==== INPUT ROWS ====
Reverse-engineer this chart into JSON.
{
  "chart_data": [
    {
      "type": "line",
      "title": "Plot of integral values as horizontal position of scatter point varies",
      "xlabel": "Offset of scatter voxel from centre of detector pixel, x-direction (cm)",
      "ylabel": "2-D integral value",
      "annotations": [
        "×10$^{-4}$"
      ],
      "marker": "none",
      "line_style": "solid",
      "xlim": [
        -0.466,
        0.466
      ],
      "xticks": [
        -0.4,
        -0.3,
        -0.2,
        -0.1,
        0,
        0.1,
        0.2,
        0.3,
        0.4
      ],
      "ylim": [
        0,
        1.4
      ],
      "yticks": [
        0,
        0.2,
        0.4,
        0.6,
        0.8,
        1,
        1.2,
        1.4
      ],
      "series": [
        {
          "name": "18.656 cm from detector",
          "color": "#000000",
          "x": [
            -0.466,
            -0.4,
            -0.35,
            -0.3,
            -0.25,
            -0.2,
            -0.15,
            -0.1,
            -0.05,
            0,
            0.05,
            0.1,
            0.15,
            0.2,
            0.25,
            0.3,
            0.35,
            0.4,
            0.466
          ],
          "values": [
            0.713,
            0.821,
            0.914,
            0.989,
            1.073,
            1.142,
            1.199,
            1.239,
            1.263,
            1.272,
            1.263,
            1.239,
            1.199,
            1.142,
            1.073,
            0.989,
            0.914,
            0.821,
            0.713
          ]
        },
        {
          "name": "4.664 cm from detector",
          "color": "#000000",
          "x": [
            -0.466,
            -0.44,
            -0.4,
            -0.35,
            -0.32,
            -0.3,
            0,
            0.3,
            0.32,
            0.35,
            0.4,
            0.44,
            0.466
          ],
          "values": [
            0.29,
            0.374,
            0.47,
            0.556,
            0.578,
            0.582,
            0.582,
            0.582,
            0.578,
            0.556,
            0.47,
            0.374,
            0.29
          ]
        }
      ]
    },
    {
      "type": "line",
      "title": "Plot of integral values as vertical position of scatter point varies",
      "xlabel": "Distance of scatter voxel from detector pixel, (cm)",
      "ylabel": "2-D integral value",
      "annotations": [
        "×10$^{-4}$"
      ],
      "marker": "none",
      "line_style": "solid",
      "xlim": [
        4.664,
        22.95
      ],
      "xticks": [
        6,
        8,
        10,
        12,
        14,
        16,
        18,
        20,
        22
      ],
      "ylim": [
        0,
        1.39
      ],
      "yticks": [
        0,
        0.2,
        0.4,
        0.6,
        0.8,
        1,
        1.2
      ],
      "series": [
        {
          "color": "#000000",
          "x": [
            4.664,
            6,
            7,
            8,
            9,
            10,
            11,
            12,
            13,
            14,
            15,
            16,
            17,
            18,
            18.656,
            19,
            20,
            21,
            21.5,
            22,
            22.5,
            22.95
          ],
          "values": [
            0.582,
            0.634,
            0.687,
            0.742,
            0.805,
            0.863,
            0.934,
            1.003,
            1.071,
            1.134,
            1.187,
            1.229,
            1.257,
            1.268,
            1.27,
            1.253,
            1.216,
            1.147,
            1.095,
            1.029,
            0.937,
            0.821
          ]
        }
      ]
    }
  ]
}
====
### WORK INSTRUCTIONS:
Go through the records above and retype each one exactly.

### WORKED ANSWER:
Reverse-engineer this chart into JSON.
{
  "chart_data": [
    {
      "type": "line",
      "title": "Plot of integral values as horizontal position of scatter point varies",
      "xlabel": "Offset of scatter voxel from centre of detector pixel, x-direction (cm)",
      "ylabel": "2-D integral value",
      "annotations": [
        "×10$^{-4}$"
      ],
      "marker": "none",
      "line_style": "solid",
      "xlim": [
        -0.466,
        0.466
      ],
      "xticks": [
        -0.4,
        -0.3,
        -0.2,
        -0.1,
        0,
        0.1,
        0.2,
        0.3,
        0.4
      ],
      "ylim": [
        0,
        1.4
      ],
      "yticks": [
        0,
        0.2,
        0.4,
        0.6,
        0.8,
        1,
        1.2,
        1.4
      ],
      "series": [
        {
          "name": "18.656 cm from detector",
          "color": "#000000",
          "x": [
            -0.466,
            -0.4,
            -0.35,
            -0.3,
            -0.25,
            -0.2,
            -0.15,
            -0.1,
            -0.05,
            0,
            0.05,
            0.1,
            0.15,
            0.2,
            0.25,
            0.3,
            0.35,
            0.4,
            0.466
          ],
          "values": [
            0.713,
            0.821,
            0.914,
            0.989,
            1.073,
            1.142,
            1.199,
            1.239,
            1.263,
            1.272,
            1.263,
            1.239,
            1.199,
            1.142,
            1.073,
            0.989,
            0.914,
            0.821,
            0.713
          ]
        },
        {
          "name": "4.664 cm from detector",
          "color": "#000000",
          "x": [
            -0.466,
            -0.44,
            -0.4,
            -0.35,
            -0.32,
            -0.3,
            0,
            0.3,
            0.32,
            0.35,
            0.4,
            0.44,
            0.466
          ],
          "values": [
            0.29,
            0.374,
            0.47,
            0.556,
            0.578,
            0.582,
            0.582,
            0.582,
            0.578,
            0.556,
            0.47,
            0.374,
            0.29
          ]
        }
      ]
    },
    {
      "type": "line",
      "title": "Plot of integral values as vertical position of scatter point varies",
      "xlabel": "Distance of scatter voxel from detector pixel, (cm)",
      "ylabel": "2-D integral value",
      "annotations": [
        "×10$^{-4}$"
      ],
      "marker": "none",
      "line_style": "solid",
      "xlim": [
        4.664,
        22.95
      ],
      "xticks": [
        6,
        8,
        10,
        12,
        14,
        16,
        18,
        20,
        22
      ],
      "ylim": [
        0,
        1.39
      ],
      "yticks": [
        0,
        0.2,
        0.4,
        0.6,
        0.8,
        1,
        1.2
      ],
      "series": [
        {
          "color": "#000000",
          "x": [
            4.664,
            6,
            7,
            8,
            9,
            10,
            11,
            12,
            13,
            14,
            15,
            16,
            17,
            18,
            18.656,
            19,
            20,
            21,
            21.5,
            22,
            22.5,
            22.95
          ],
          "values": [
            0.582,
            0.634,
            0.687,
            0.742,
            0.805,
            0.863,
            0.934,
            1.003,
            1.071,
            1.134,
            1.187,
            1.229,
            1.257,
            1.268,
            1.27,
            1.253,
            1.216,
            1.147,
            1.095,
            1.029,
            0.937,
            0.821
          ]
        }
      ]
    }
  ]
}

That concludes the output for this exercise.